--- WHAT THE TASK REQUIRES ---
Skip all pictures, then print the remaining material exactly.

——————

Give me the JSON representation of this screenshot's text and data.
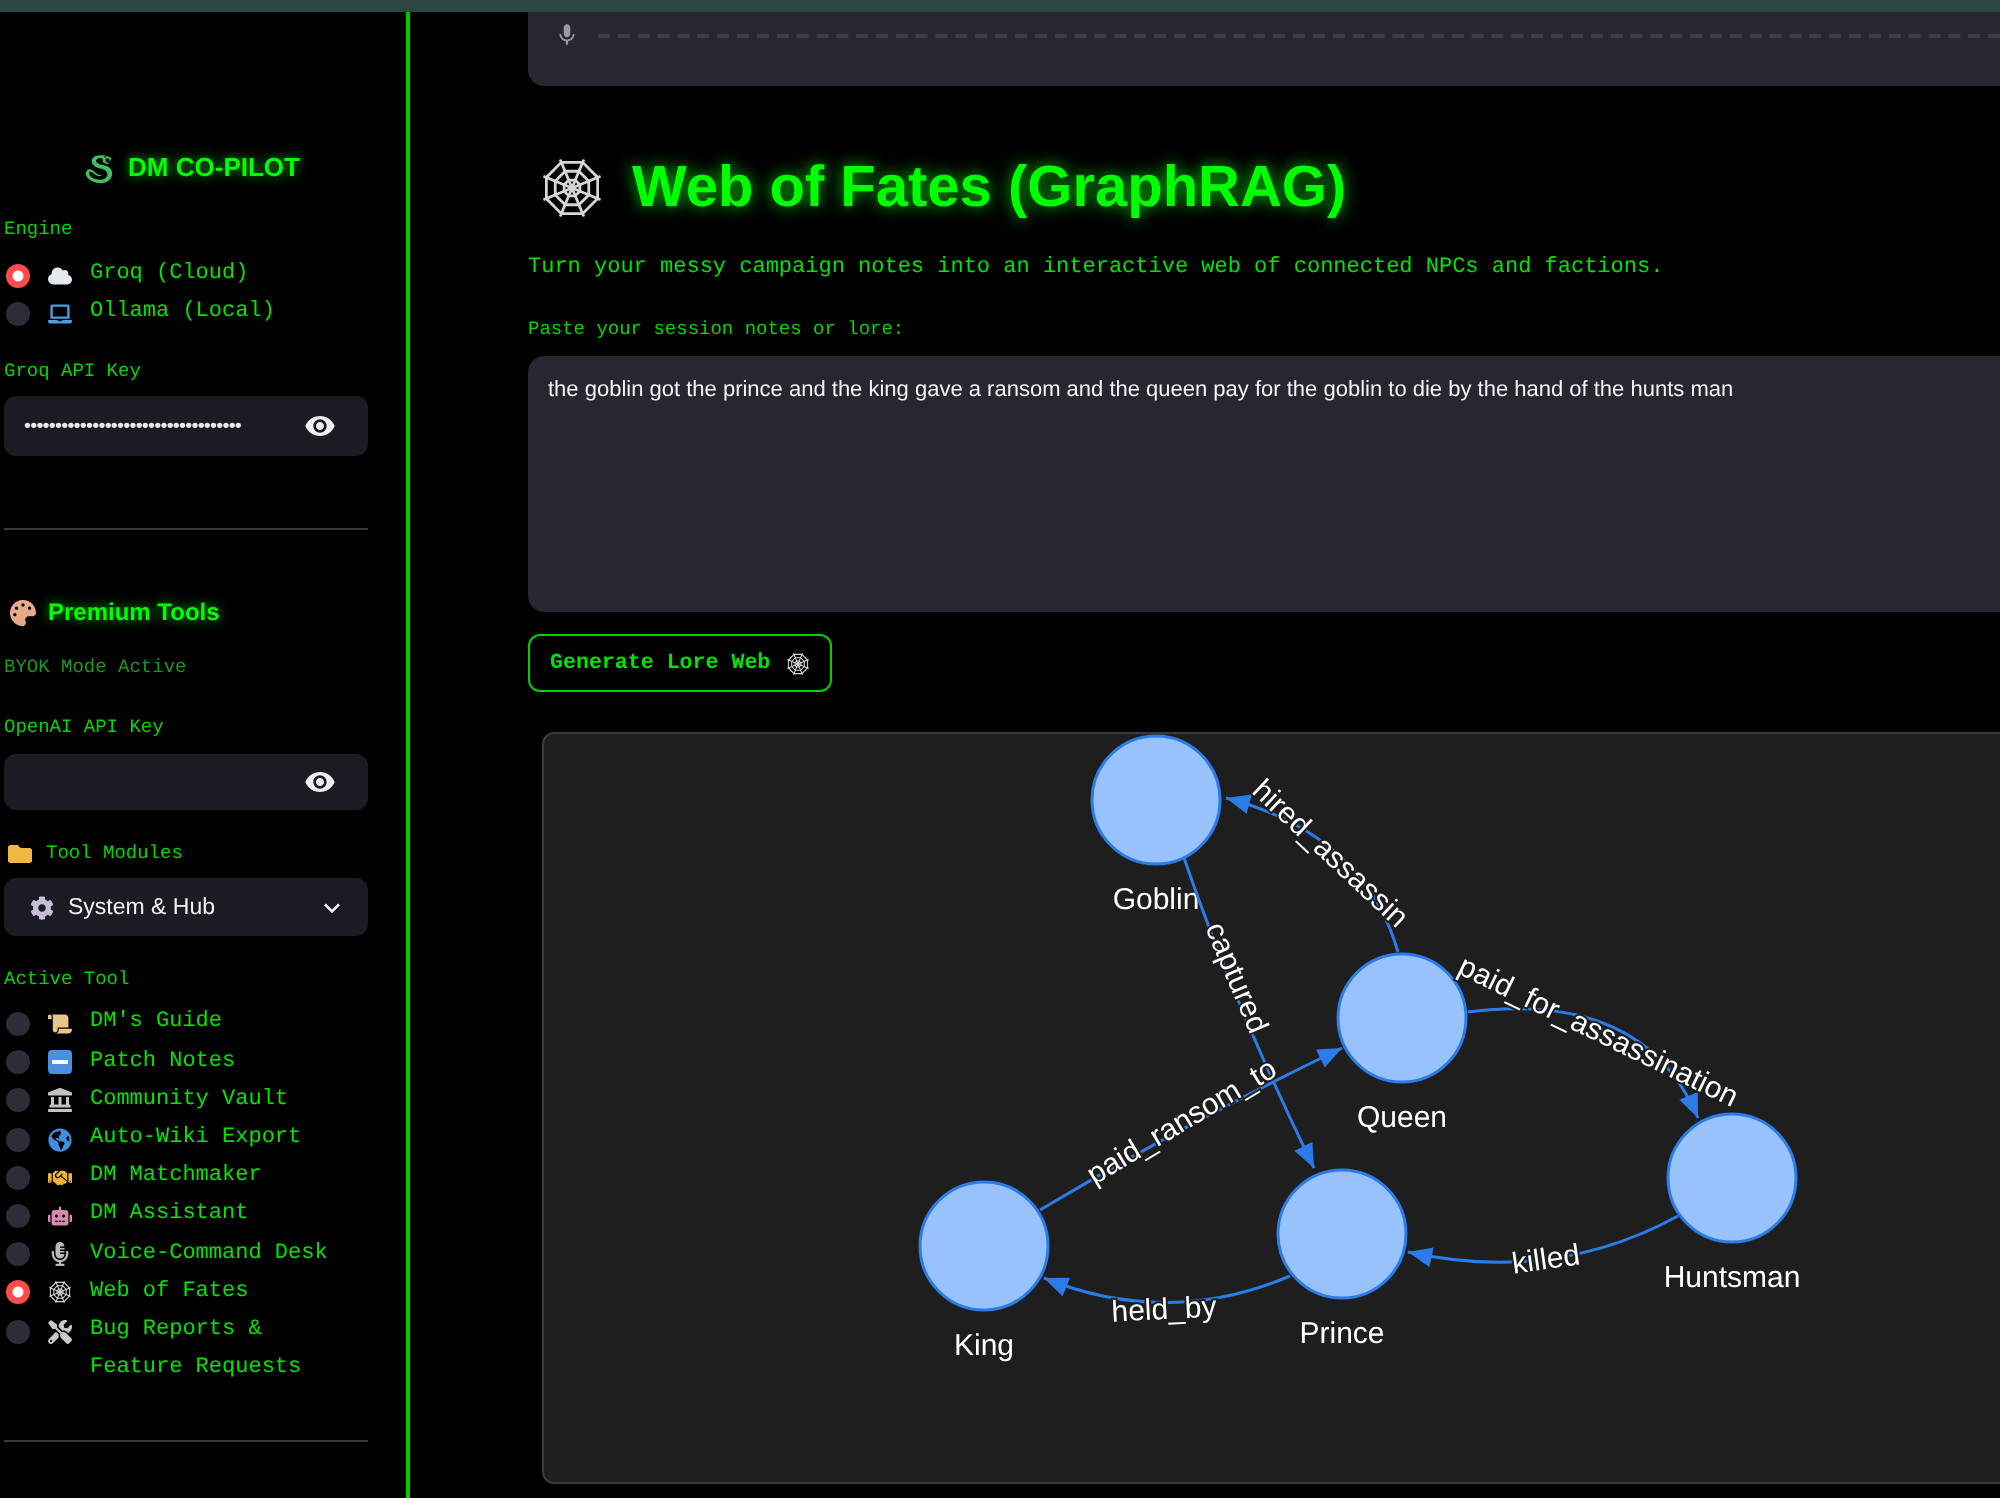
{
  "sidebar": {
    "title": "DM CO-PILOT",
    "engine": {
      "label": "Engine",
      "options": [
        {
          "label": "Groq (Cloud)",
          "selected": true
        },
        {
          "label": "Ollama (Local)",
          "selected": false
        }
      ]
    },
    "groq_api_key": {
      "label": "Groq API Key",
      "value": "•••••••••••••••••••••••••••••••••••"
    },
    "premium_tools": {
      "title": "Premium Tools",
      "status": "BYOK Mode Active",
      "openai_api_key": {
        "label": "OpenAI API Key"
      }
    },
    "tool_modules": {
      "label": "Tool Modules",
      "value": "System & Hub"
    },
    "active_tool": {
      "label": "Active Tool",
      "options": [
        {
          "label": "DM's Guide",
          "selected": false
        },
        {
          "label": "Patch Notes",
          "selected": false
        },
        {
          "label": "Community Vault",
          "selected": false
        },
        {
          "label": "Auto-Wiki Export",
          "selected": false
        },
        {
          "label": "DM Matchmaker",
          "selected": false
        },
        {
          "label": "DM Assistant",
          "selected": false
        },
        {
          "label": "Voice-Command Desk",
          "selected": false
        },
        {
          "label": "Web of Fates",
          "selected": true
        },
        {
          "label": "Bug Reports & Feature Requests",
          "selected": false
        }
      ]
    }
  },
  "main": {
    "title": "Web of Fates (GraphRAG)",
    "description": "Turn your messy campaign notes into an interactive web of connected NPCs and factions.",
    "notes": {
      "label": "Paste your session notes or lore:",
      "value": "the goblin got the prince and the king gave a ransom and the queen pay for the goblin to die by the hand of the hunts man"
    },
    "generate_button": "Generate Lore Web",
    "graph": {
      "nodes": [
        {
          "label": "Goblin"
        },
        {
          "label": "Queen"
        },
        {
          "label": "Huntsman"
        },
        {
          "label": "Prince"
        },
        {
          "label": "King"
        }
      ],
      "edges": [
        {
          "label": "hired_assassin"
        },
        {
          "label": "captured"
        },
        {
          "label": "paid_for_assassination"
        },
        {
          "label": "paid_ransom_to"
        },
        {
          "label": "killed"
        },
        {
          "label": "held_by"
        }
      ]
    }
  }
}
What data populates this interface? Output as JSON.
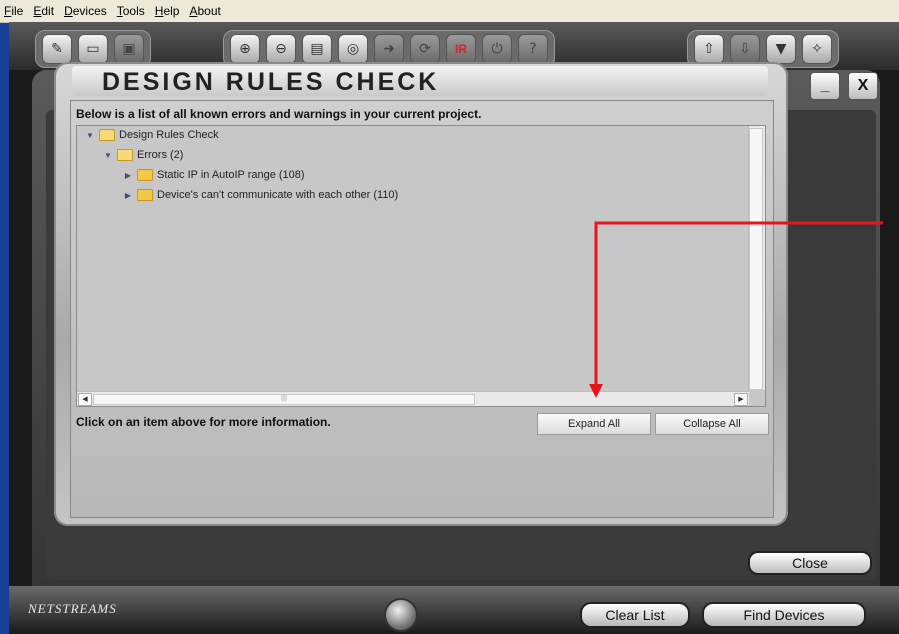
{
  "menu": [
    "File",
    "Edit",
    "Devices",
    "Tools",
    "Help",
    "About"
  ],
  "dialog": {
    "title": "DESIGN RULES CHECK",
    "intro": "Below is a list of all known errors and warnings in your current project.",
    "tree": {
      "root": "Design Rules Check",
      "errors": "Errors (2)",
      "items": [
        "Static IP in AutoIP range (108)",
        "Device's can't communicate with each other (110)"
      ]
    },
    "info": "Click on an item above for more information.",
    "expand_all": "Expand All",
    "collapse_all": "Collapse All",
    "minimize_glyph": "_",
    "close_glyph": "X"
  },
  "toolbar": {
    "ir_label": "IR"
  },
  "footer": {
    "close": "Close",
    "clear_list": "Clear List",
    "find_devices": "Find Devices",
    "brand": "NETSTREAMS"
  },
  "colors": {
    "annotation_arrow": "#e8141c",
    "app_background": "#1a1a1a",
    "left_strip": "#1a3f9a"
  }
}
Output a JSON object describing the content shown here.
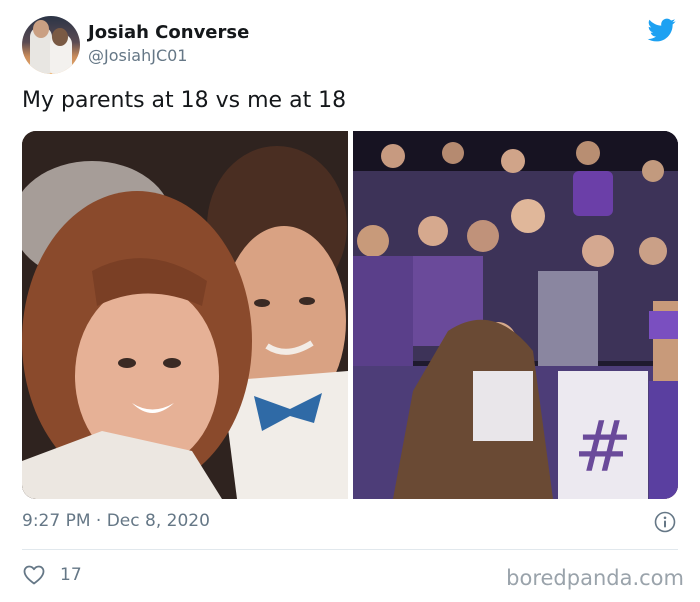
{
  "author": {
    "name": "Josiah Converse",
    "handle": "@JosiahJC01"
  },
  "tweet": {
    "text": "My parents at 18 vs me at 18"
  },
  "meta": {
    "timestamp": "9:27 PM · Dec 8, 2020"
  },
  "actions": {
    "like_count": "17"
  },
  "icons": {
    "brand": "twitter-bird-icon",
    "info": "info-icon",
    "like": "heart-icon"
  },
  "colors": {
    "brand": "#1da1f2",
    "text": "#14171a",
    "muted": "#657786",
    "divider": "#e1e8ed"
  },
  "watermark": "boredpanda.com"
}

——————

--- EXERCISE OUTPUT ---
Give me the JSON representation of this screenshot's text and data.
{
  "sidebar": {
    "title": "DM CO-PILOT",
    "engine": {
      "label": "Engine",
      "options": [
        {
          "label": "Groq (Cloud)",
          "selected": true
        },
        {
          "label": "Ollama (Local)",
          "selected": false
        }
      ]
    },
    "groq_api_key": {
      "label": "Groq API Key",
      "value": "•••••••••••••••••••••••••••••••••••"
    },
    "premium_tools": {
      "title": "Premium Tools",
      "status": "BYOK Mode Active",
      "openai_api_key": {
        "label": "OpenAI API Key"
      }
    },
    "tool_modules": {
      "label": "Tool Modules",
      "value": "System & Hub"
    },
    "active_tool": {
      "label": "Active Tool",
      "options": [
        {
          "label": "DM's Guide",
          "selected": false
        },
        {
          "label": "Patch Notes",
          "selected": false
        },
        {
          "label": "Community Vault",
          "selected": false
        },
        {
          "label": "Auto-Wiki Export",
          "selected": false
        },
        {
          "label": "DM Matchmaker",
          "selected": false
        },
        {
          "label": "DM Assistant",
          "selected": false
        },
        {
          "label": "Voice-Command Desk",
          "selected": false
        },
        {
          "label": "Web of Fates",
          "selected": true
        },
        {
          "label": "Bug Reports & Feature Requests",
          "selected": false
        }
      ]
    }
  },
  "main": {
    "title": "Web of Fates (GraphRAG)",
    "description": "Turn your messy campaign notes into an interactive web of connected NPCs and factions.",
    "notes": {
      "label": "Paste your session notes or lore:",
      "value": "the goblin got the prince and the king gave a ransom and the queen pay for the goblin to die by the hand of the hunts man"
    },
    "generate_button": "Generate Lore Web",
    "graph": {
      "nodes": [
        {
          "label": "Goblin"
        },
        {
          "label": "Queen"
        },
        {
          "label": "Huntsman"
        },
        {
          "label": "Prince"
        },
        {
          "label": "King"
        }
      ],
      "edges": [
        {
          "label": "hired_assassin"
        },
        {
          "label": "captured"
        },
        {
          "label": "paid_for_assassination"
        },
        {
          "label": "paid_ransom_to"
        },
        {
          "label": "killed"
        },
        {
          "label": "held_by"
        }
      ]
    }
  }
}
What data populates this interface? Output as JSON.
{
  "menu": [
    "File",
    "Edit",
    "Devices",
    "Tools",
    "Help",
    "About"
  ],
  "dialog": {
    "title": "DESIGN RULES CHECK",
    "intro": "Below is a list of all known errors and warnings in your current project.",
    "tree": {
      "root": "Design Rules Check",
      "errors": "Errors (2)",
      "items": [
        "Static IP in AutoIP range (108)",
        "Device's can't communicate with each other (110)"
      ]
    },
    "info": "Click on an item above for more information.",
    "expand_all": "Expand All",
    "collapse_all": "Collapse All",
    "minimize_glyph": "_",
    "close_glyph": "X"
  },
  "toolbar": {
    "ir_label": "IR"
  },
  "footer": {
    "close": "Close",
    "clear_list": "Clear List",
    "find_devices": "Find Devices",
    "brand": "NETSTREAMS"
  },
  "colors": {
    "annotation_arrow": "#e8141c",
    "app_background": "#1a1a1a",
    "left_strip": "#1a3f9a"
  }
}
Output a JSON object describing the content shown here.
{
  "author": {
    "name": "Josiah Converse",
    "handle": "@JosiahJC01"
  },
  "tweet": {
    "text": "My parents at 18 vs me at 18"
  },
  "meta": {
    "timestamp": "9:27 PM · Dec 8, 2020"
  },
  "actions": {
    "like_count": "17"
  },
  "icons": {
    "brand": "twitter-bird-icon",
    "info": "info-icon",
    "like": "heart-icon"
  },
  "colors": {
    "brand": "#1da1f2",
    "text": "#14171a",
    "muted": "#657786",
    "divider": "#e1e8ed"
  },
  "watermark": "boredpanda.com"
}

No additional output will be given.